WHAT THE TASK REQUIRES -
Retype the listing that follows, exactly as written.

[Collection entries]
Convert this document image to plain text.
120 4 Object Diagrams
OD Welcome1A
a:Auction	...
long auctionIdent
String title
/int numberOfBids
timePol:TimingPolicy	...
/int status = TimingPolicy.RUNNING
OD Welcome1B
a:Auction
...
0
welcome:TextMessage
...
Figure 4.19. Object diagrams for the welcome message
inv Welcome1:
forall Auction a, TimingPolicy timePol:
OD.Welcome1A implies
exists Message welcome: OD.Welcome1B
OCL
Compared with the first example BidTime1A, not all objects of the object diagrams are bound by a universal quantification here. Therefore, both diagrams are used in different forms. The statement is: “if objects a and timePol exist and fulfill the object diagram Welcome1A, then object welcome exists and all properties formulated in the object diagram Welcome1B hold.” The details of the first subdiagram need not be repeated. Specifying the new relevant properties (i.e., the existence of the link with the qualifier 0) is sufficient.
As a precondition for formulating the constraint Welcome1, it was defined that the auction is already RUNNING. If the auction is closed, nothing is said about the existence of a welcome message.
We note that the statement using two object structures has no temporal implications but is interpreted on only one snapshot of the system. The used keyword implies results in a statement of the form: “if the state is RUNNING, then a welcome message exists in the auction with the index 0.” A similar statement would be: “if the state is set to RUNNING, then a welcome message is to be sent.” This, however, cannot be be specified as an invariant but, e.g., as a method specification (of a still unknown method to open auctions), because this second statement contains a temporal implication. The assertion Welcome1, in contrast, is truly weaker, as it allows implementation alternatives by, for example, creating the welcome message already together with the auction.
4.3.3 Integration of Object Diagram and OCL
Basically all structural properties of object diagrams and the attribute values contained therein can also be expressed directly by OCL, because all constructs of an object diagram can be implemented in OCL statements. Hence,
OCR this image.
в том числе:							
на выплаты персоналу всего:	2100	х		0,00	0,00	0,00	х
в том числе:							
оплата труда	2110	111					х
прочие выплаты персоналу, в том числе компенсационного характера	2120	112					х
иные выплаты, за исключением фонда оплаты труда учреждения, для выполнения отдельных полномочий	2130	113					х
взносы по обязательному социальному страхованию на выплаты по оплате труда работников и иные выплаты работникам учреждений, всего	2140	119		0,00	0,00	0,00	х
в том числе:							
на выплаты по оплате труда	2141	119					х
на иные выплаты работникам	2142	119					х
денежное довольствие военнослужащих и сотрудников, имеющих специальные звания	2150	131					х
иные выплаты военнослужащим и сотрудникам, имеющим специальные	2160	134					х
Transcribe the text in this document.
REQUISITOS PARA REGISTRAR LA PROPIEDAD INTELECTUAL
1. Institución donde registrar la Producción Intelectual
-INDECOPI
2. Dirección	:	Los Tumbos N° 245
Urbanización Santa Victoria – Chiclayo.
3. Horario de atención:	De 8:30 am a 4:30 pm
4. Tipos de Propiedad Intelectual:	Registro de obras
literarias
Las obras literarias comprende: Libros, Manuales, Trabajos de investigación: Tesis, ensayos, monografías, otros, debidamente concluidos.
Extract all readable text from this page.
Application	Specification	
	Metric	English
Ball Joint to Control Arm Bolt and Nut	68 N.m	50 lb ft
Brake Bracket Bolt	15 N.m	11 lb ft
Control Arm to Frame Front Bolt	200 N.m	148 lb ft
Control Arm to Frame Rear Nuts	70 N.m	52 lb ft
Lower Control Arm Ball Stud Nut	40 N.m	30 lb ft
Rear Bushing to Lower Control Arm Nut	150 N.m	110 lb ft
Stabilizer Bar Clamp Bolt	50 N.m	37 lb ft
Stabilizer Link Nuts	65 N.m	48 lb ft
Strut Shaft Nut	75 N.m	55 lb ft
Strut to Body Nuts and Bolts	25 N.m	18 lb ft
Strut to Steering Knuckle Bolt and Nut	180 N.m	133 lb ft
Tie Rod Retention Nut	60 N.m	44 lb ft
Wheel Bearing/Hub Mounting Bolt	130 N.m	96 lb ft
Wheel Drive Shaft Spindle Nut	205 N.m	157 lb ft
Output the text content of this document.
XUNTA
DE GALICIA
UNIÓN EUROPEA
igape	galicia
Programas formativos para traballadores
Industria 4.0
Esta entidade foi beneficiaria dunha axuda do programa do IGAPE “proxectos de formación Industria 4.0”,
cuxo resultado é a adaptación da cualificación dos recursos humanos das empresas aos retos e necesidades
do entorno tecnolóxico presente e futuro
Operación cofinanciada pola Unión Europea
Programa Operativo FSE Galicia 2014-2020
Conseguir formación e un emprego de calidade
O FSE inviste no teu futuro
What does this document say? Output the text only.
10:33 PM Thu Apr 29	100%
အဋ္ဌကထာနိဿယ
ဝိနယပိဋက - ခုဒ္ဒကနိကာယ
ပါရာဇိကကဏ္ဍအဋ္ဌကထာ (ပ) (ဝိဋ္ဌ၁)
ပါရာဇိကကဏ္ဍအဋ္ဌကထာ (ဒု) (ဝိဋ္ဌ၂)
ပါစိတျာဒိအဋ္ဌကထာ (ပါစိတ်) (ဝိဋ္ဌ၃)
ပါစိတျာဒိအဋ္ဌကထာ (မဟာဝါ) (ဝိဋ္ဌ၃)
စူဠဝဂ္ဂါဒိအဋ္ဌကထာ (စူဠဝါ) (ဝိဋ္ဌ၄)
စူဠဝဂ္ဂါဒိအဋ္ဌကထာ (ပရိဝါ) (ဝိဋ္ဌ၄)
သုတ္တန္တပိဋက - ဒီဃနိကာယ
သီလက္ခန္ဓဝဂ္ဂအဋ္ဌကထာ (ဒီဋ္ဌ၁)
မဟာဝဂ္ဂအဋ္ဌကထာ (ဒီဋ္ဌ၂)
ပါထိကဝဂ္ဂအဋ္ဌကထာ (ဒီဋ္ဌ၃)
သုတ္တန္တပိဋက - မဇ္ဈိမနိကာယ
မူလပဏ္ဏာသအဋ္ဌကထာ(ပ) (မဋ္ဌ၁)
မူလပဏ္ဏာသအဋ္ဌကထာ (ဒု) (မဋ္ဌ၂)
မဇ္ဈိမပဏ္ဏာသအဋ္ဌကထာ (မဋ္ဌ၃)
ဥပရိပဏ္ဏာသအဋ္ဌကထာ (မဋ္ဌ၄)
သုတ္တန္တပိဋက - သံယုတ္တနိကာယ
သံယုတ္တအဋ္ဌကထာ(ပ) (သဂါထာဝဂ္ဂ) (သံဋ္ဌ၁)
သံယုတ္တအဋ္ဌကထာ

REPLY -
Convert this document image to plain text.
120 4 Object Diagrams
OD Welcome1A
a:Auction	...
long auctionIdent
String title
/int numberOfBids
timePol:TimingPolicy	...
/int status = TimingPolicy.RUNNING
OD Welcome1B
a:Auction
...
0
welcome:TextMessage
...
Figure 4.19. Object diagrams for the welcome message
inv Welcome1:
forall Auction a, TimingPolicy timePol:
OD.Welcome1A implies
exists Message welcome: OD.Welcome1B
OCL
Compared with the first example BidTime1A, not all objects of the object diagrams are bound by a universal quantification here. Therefore, both diagrams are used in different forms. The statement is: “if objects a and timePol exist and fulfill the object diagram Welcome1A, then object welcome exists and all properties formulated in the object diagram Welcome1B hold.” The details of the first subdiagram need not be repeated. Specifying the new relevant properties (i.e., the existence of the link with the qualifier 0) is sufficient.
As a precondition for formulating the constraint Welcome1, it was defined that the auction is already RUNNING. If the auction is closed, nothing is said about the existence of a welcome message.
We note that the statement using two object structures has no temporal implications but is interpreted on only one snapshot of the system. The used keyword implies results in a statement of the form: “if the state is RUNNING, then a welcome message exists in the auction with the index 0.” A similar statement would be: “if the state is set to RUNNING, then a welcome message is to be sent.” This, however, cannot be be specified as an invariant but, e.g., as a method specification (of a still unknown method to open auctions), because this second statement contains a temporal implication. The assertion Welcome1, in contrast, is truly weaker, as it allows implementation alternatives by, for example, creating the welcome message already together with the auction.
4.3.3 Integration of Object Diagram and OCL
Basically all structural properties of object diagrams and the attribute values contained therein can also be expressed directly by OCL, because all constructs of an object diagram can be implemented in OCL statements. Hence,
OCR this image.
в том числе:							
на выплаты персоналу всего:	2100	х		0,00	0,00	0,00	х
в том числе:							
оплата труда	2110	111					х
прочие выплаты персоналу, в том числе компенсационного характера	2120	112					х
иные выплаты, за исключением фонда оплаты труда учреждения, для выполнения отдельных полномочий	2130	113					х
взносы по обязательному социальному страхованию на выплаты по оплате труда работников и иные выплаты работникам учреждений, всего	2140	119		0,00	0,00	0,00	х
в том числе:							
на выплаты по оплате труда	2141	119					х
на иные выплаты работникам	2142	119					х
денежное довольствие военнослужащих и сотрудников, имеющих специальные звания	2150	131					х
иные выплаты военнослужащим и сотрудникам, имеющим специальные	2160	134					х
Transcribe the text in this document.
REQUISITOS PARA REGISTRAR LA PROPIEDAD INTELECTUAL
1. Institución donde registrar la Producción Intelectual
-INDECOPI
2. Dirección	:	Los Tumbos N° 245
Urbanización Santa Victoria – Chiclayo.
3. Horario de atención:	De 8:30 am a 4:30 pm
4. Tipos de Propiedad Intelectual:	Registro de obras
literarias
Las obras literarias comprende: Libros, Manuales, Trabajos de investigación: Tesis, ensayos, monografías, otros, debidamente concluidos.
Extract all readable text from this page.
Application	Specification	
	Metric	English
Ball Joint to Control Arm Bolt and Nut	68 N.m	50 lb ft
Brake Bracket Bolt	15 N.m	11 lb ft
Control Arm to Frame Front Bolt	200 N.m	148 lb ft
Control Arm to Frame Rear Nuts	70 N.m	52 lb ft
Lower Control Arm Ball Stud Nut	40 N.m	30 lb ft
Rear Bushing to Lower Control Arm Nut	150 N.m	110 lb ft
Stabilizer Bar Clamp Bolt	50 N.m	37 lb ft
Stabilizer Link Nuts	65 N.m	48 lb ft
Strut Shaft Nut	75 N.m	55 lb ft
Strut to Body Nuts and Bolts	25 N.m	18 lb ft
Strut to Steering Knuckle Bolt and Nut	180 N.m	133 lb ft
Tie Rod Retention Nut	60 N.m	44 lb ft
Wheel Bearing/Hub Mounting Bolt	130 N.m	96 lb ft
Wheel Drive Shaft Spindle Nut	205 N.m	157 lb ft
Output the text content of this document.
XUNTA
DE GALICIA
UNIÓN EUROPEA
igape	galicia
Programas formativos para traballadores
Industria 4.0
Esta entidade foi beneficiaria dunha axuda do programa do IGAPE “proxectos de formación Industria 4.0”,
cuxo resultado é a adaptación da cualificación dos recursos humanos das empresas aos retos e necesidades
do entorno tecnolóxico presente e futuro
Operación cofinanciada pola Unión Europea
Programa Operativo FSE Galicia 2014-2020
Conseguir formación e un emprego de calidade
O FSE inviste no teu futuro
What does this document say? Output the text only.
10:33 PM Thu Apr 29	100%
အဋ္ဌကထာနိဿယ
ဝိနယပိဋက - ခုဒ္ဒကနိကာယ
ပါရာဇိကကဏ္ဍအဋ္ဌကထာ (ပ) (ဝိဋ္ဌ၁)
ပါရာဇိကကဏ္ဍအဋ္ဌကထာ (ဒု) (ဝိဋ္ဌ၂)
ပါစိတျာဒိအဋ္ဌကထာ (ပါစိတ်) (ဝိဋ္ဌ၃)
ပါစိတျာဒိအဋ္ဌကထာ (မဟာဝါ) (ဝိဋ္ဌ၃)
စူဠဝဂ္ဂါဒိအဋ္ဌကထာ (စူဠဝါ) (ဝိဋ္ဌ၄)
စူဠဝဂ္ဂါဒိအဋ္ဌကထာ (ပရိဝါ) (ဝိဋ္ဌ၄)
သုတ္တန္တပိဋက - ဒီဃနိကာယ
သီလက္ခန္ဓဝဂ္ဂအဋ္ဌကထာ (ဒီဋ္ဌ၁)
မဟာဝဂ္ဂအဋ္ဌကထာ (ဒီဋ္ဌ၂)
ပါထိကဝဂ္ဂအဋ္ဌကထာ (ဒီဋ္ဌ၃)
သုတ္တန္တပိဋက - မဇ္ဈိမနိကာယ
မူလပဏ္ဏာသအဋ္ဌကထာ(ပ) (မဋ္ဌ၁)
မူလပဏ္ဏာသအဋ္ဌကထာ (ဒု) (မဋ္ဌ၂)
မဇ္ဈိမပဏ္ဏာသအဋ္ဌကထာ (မဋ္ဌ၃)
ဥပရိပဏ္ဏာသအဋ္ဌကထာ (မဋ္ဌ၄)
သုတ္တန္တပိဋက - သံယုတ္တနိကာယ
သံယုတ္တအဋ္ဌကထာ(ပ) (သဂါထာဝဂ္ဂ) (သံဋ္ဌ၁)
သံယုတ္တအဋ္ဌကထာ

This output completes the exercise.